## What the exercise asks
Omit the pictures and return every entry exactly as written.

Collected data:

%%

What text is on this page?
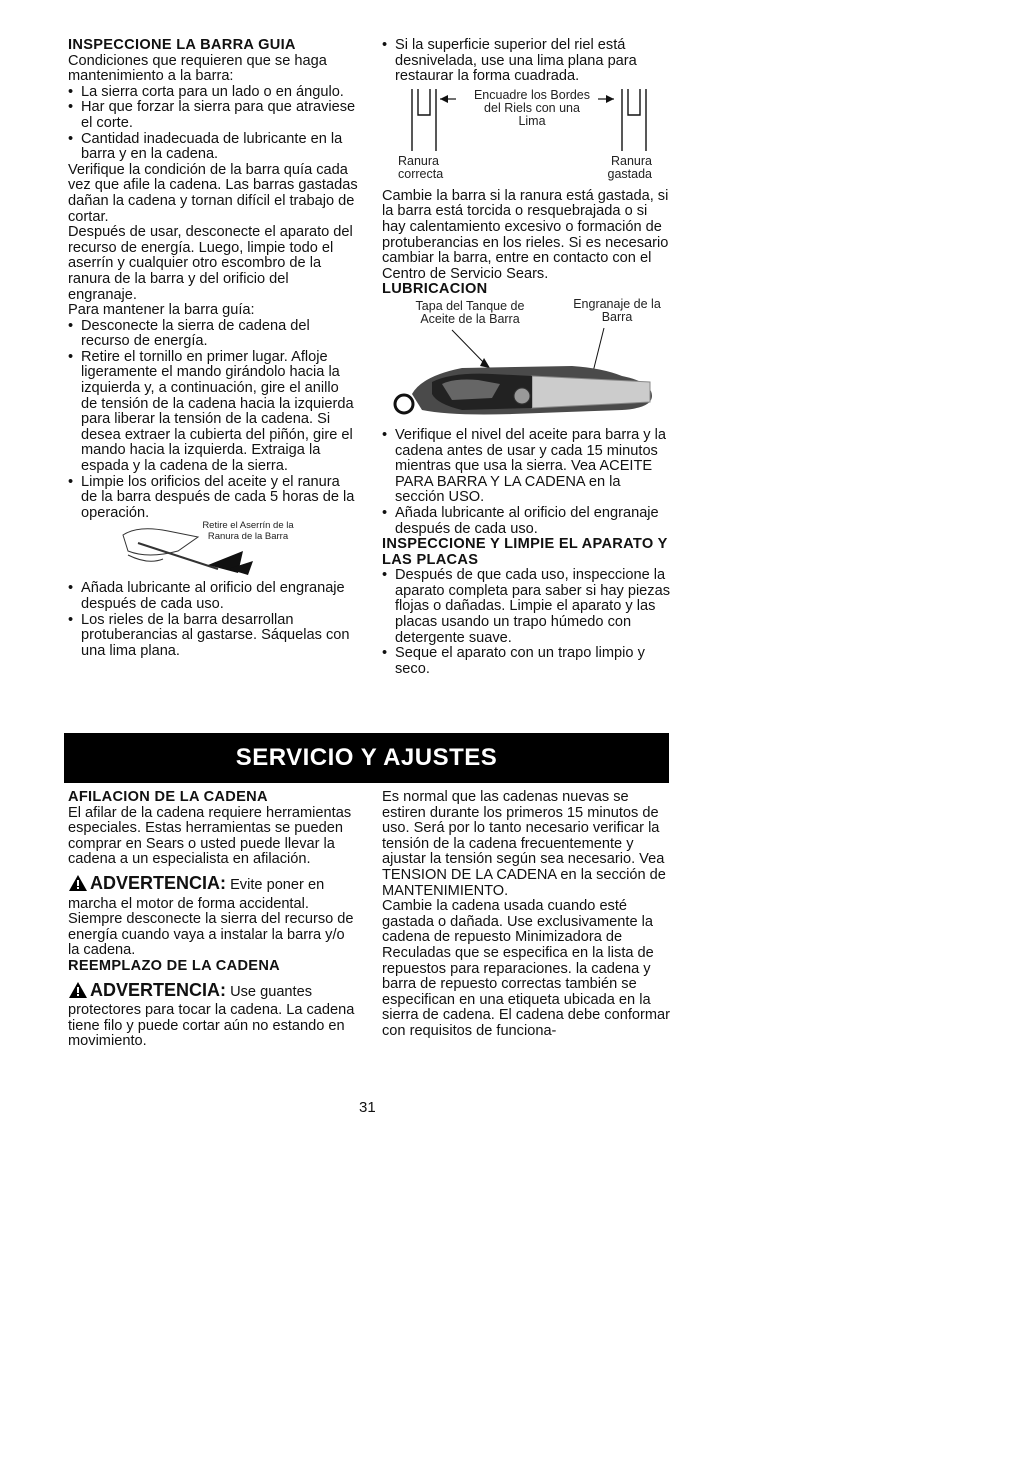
INSPECCIONE LA BARRA GUIA

Condiciones que requieren que se haga mantenimiento a la barra:

• La sierra corta para un lado o en ángulo.
• Har que forzar la sierra para que atraviese el corte.
• Cantidad inadecuada de lubricante en la barra y en la cadena.

Verifique la condición de la barra quía cada vez que afile la cadena. Las barras gastadas dañan la cadena y tornan difícil el trabajo de cortar.

Después de usar, desconecte el aparato del recurso de energía. Luego, limpie todo el aserrín y cualquier otro escombro de la ranura de la barra y del orificio del engranaje.

Para mantener la barra guía:

• Desconecte la sierra de cadena del recurso de energía.
• Retire el tornillo en primer lugar. Afloje ligeramente el mando girándolo hacia la izquierda y, a continuación, gire el anillo de tensión de la cadena hacia la izquierda para liberar la tensión de la cadena. Si desea extraer la cubierta del piñón, gire el mando hacia la izquierda. Extraiga la espada y la cadena de la sierra.
• Limpie los orificios del aceite y el ranura de la barra después de cada 5 horas de la operación.
Retire el Aserrín de la Ranura de la Barra
• Añada lubricante al orificio del engranaje después de cada uso.
• Los rieles de la barra desarrollan protuberancias al gastarse. Sáquelas con una lima plana.
• Si la superficie superior del riel está desnivelada, use una lima plana para restaurar la forma cuadrada.
Encuadre los Bordes del Riels con una Lima
Ranura correcta
Ranura gastada

Cambie la barra si la ranura está gastada, si la barra está torcida o resquebrajada o si hay calentamiento excesivo o formación de protuberancias en los rieles. Si es necesario cambiar la barra, entre en contacto con el Centro de Servicio Sears.

LUBRICACION
Tapa del Tanque de Aceite de la Barra
Engranaje de la Barra
• Verifique el nivel del aceite para barra y la cadena antes de usar y cada 15 minutos mientras que usa la sierra. Vea ACEITE PARA BARRA Y LA CADENA en la sección USO.
• Añada lubricante al orificio del engranaje después de cada uso.
INSPECCIONE Y LIMPIE EL APARATO Y LAS PLACAS
• Después de que cada uso, inspeccione la aparato completa para saber si hay piezas flojas o dañadas. Limpie el aparato y las placas usando un trapo húmedo con detergente suave.
• Seque el aparato con un trapo limpio y seco.
SERVICIO Y AJUSTES
AFILACION DE LA CADENA

El afilar de la cadena requiere herramientas especiales. Estas herramientas se pueden comprar en Sears o usted puede llevar la cadena a un especialista en afilación.

ADVERTENCIA: Evite poner en marcha el motor de forma accidental. Siempre desconecte la sierra del recurso de energía cuando vaya a instalar la barra y/o la cadena.

REEMPLAZO DE LA CADENA

ADVERTENCIA: Use guantes protectores para tocar la cadena. La cadena tiene filo y puede cortar aún no estando en movimiento.

Es normal que las cadenas nuevas se estiren durante los primeros 15 minutos de uso. Será por lo tanto necesario verificar la tensión de la cadena frecuentemente y ajustar la tensión según sea necesario. Vea TENSION DE LA CADENA en la sección de MANTENIMIENTO.

Cambie la cadena usada cuando esté gastada o dañada. Use exclusivamente la cadena de repuesto Minimizadora de Reculadas que se especifica en la lista de repuestos para reparaciones. la cadena y barra de repuesto correctas también se especifican en una etiqueta ubicada en la sierra de cadena. El cadena debe conformar con requisitos de funciona-

31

%%

## Exercise response
What text is on this page?
INSPECCIONE LA BARRA GUIA

Condiciones que requieren que se haga mantenimiento a la barra:

• La sierra corta para un lado o en ángulo.
• Har que forzar la sierra para que atraviese el corte.
• Cantidad inadecuada de lubricante en la barra y en la cadena.

Verifique la condición de la barra quía cada vez que afile la cadena. Las barras gastadas dañan la cadena y tornan difícil el trabajo de cortar.

Después de usar, desconecte el aparato del recurso de energía. Luego, limpie todo el aserrín y cualquier otro escombro de la ranura de la barra y del orificio del engranaje.

Para mantener la barra guía:

• Desconecte la sierra de cadena del recurso de energía.
• Retire el tornillo en primer lugar. Afloje ligeramente el mando girándolo hacia la izquierda y, a continuación, gire el anillo de tensión de la cadena hacia la izquierda para liberar la tensión de la cadena. Si desea extraer la cubierta del piñón, gire el mando hacia la izquierda. Extraiga la espada y la cadena de la sierra.
• Limpie los orificios del aceite y el ranura de la barra después de cada 5 horas de la operación.
Retire el Aserrín de la Ranura de la Barra
• Añada lubricante al orificio del engranaje después de cada uso.
• Los rieles de la barra desarrollan protuberancias al gastarse. Sáquelas con una lima plana.
• Si la superficie superior del riel está desnivelada, use una lima plana para restaurar la forma cuadrada.
Encuadre los Bordes del Riels con una Lima
Ranura correcta
Ranura gastada

Cambie la barra si la ranura está gastada, si la barra está torcida o resquebrajada o si hay calentamiento excesivo o formación de protuberancias en los rieles. Si es necesario cambiar la barra, entre en contacto con el Centro de Servicio Sears.

LUBRICACION
Tapa del Tanque de Aceite de la Barra
Engranaje de la Barra
• Verifique el nivel del aceite para barra y la cadena antes de usar y cada 15 minutos mientras que usa la sierra. Vea ACEITE PARA BARRA Y LA CADENA en la sección USO.
• Añada lubricante al orificio del engranaje después de cada uso.
INSPECCIONE Y LIMPIE EL APARATO Y LAS PLACAS
• Después de que cada uso, inspeccione la aparato completa para saber si hay piezas flojas o dañadas. Limpie el aparato y las placas usando un trapo húmedo con detergente suave.
• Seque el aparato con un trapo limpio y seco.
SERVICIO Y AJUSTES
AFILACION DE LA CADENA

El afilar de la cadena requiere herramientas especiales. Estas herramientas se pueden comprar en Sears o usted puede llevar la cadena a un especialista en afilación.

ADVERTENCIA: Evite poner en marcha el motor de forma accidental. Siempre desconecte la sierra del recurso de energía cuando vaya a instalar la barra y/o la cadena.

REEMPLAZO DE LA CADENA

ADVERTENCIA: Use guantes protectores para tocar la cadena. La cadena tiene filo y puede cortar aún no estando en movimiento.

Es normal que las cadenas nuevas se estiren durante los primeros 15 minutos de uso. Será por lo tanto necesario verificar la tensión de la cadena frecuentemente y ajustar la tensión según sea necesario. Vea TENSION DE LA CADENA en la sección de MANTENIMIENTO.

Cambie la cadena usada cuando esté gastada o dañada. Use exclusivamente la cadena de repuesto Minimizadora de Reculadas que se especifica en la lista de repuestos para reparaciones. la cadena y barra de repuesto correctas también se especifican en una etiqueta ubicada en la sierra de cadena. El cadena debe conformar con requisitos de funciona-

31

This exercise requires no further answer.